Dataset records:
----------
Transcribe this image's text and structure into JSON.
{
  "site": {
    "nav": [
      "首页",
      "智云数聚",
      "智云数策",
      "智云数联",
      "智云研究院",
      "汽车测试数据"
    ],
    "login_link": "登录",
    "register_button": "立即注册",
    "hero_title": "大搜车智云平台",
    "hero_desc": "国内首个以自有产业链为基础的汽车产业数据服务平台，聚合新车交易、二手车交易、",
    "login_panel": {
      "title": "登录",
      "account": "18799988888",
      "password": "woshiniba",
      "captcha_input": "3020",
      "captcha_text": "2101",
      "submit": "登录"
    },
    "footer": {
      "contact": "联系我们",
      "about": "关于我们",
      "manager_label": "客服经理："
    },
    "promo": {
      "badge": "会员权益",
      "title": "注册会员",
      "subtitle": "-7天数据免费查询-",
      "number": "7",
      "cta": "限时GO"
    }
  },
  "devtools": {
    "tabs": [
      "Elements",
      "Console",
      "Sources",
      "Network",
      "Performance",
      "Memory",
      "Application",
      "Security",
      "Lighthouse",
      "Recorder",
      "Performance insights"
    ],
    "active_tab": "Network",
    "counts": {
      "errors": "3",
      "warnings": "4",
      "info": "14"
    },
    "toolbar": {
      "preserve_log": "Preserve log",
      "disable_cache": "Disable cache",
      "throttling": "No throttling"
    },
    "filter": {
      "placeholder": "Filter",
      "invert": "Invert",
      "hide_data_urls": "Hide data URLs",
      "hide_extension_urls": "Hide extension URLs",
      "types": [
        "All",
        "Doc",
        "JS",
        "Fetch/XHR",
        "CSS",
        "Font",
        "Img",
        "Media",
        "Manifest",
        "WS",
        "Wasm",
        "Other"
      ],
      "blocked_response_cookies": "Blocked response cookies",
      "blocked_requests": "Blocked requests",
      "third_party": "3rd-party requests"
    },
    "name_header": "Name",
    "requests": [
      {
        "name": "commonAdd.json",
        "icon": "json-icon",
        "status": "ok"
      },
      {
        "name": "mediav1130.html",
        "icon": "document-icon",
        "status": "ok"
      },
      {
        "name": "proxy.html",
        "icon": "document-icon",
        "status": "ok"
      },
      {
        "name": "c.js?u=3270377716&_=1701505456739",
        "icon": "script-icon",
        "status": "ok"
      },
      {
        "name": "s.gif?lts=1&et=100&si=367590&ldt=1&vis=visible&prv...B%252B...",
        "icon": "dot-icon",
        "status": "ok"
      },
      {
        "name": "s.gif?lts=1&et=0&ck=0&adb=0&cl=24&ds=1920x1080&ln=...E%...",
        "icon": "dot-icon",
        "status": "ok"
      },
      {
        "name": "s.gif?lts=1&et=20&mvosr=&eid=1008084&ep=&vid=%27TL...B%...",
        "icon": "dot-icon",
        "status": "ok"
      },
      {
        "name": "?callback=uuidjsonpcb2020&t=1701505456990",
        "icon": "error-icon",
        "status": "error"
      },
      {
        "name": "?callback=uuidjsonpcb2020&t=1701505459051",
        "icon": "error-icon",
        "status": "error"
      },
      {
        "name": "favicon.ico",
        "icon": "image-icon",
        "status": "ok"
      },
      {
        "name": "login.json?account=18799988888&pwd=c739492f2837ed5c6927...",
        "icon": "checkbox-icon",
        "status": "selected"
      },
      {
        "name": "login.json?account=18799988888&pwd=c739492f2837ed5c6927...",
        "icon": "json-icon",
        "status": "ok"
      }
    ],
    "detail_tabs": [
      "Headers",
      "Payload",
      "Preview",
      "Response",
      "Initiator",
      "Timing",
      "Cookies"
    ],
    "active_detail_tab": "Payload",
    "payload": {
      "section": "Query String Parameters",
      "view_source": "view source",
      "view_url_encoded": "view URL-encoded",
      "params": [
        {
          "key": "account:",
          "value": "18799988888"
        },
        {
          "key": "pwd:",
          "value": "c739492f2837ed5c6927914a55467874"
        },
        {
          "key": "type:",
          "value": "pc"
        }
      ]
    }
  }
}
----------
--- Exercise instructions ---
Show all lines from the listing above in which "image" appears.

--- Finished answer ---
Transcribe this image's text and structure into JSON.
        "icon": "image-icon",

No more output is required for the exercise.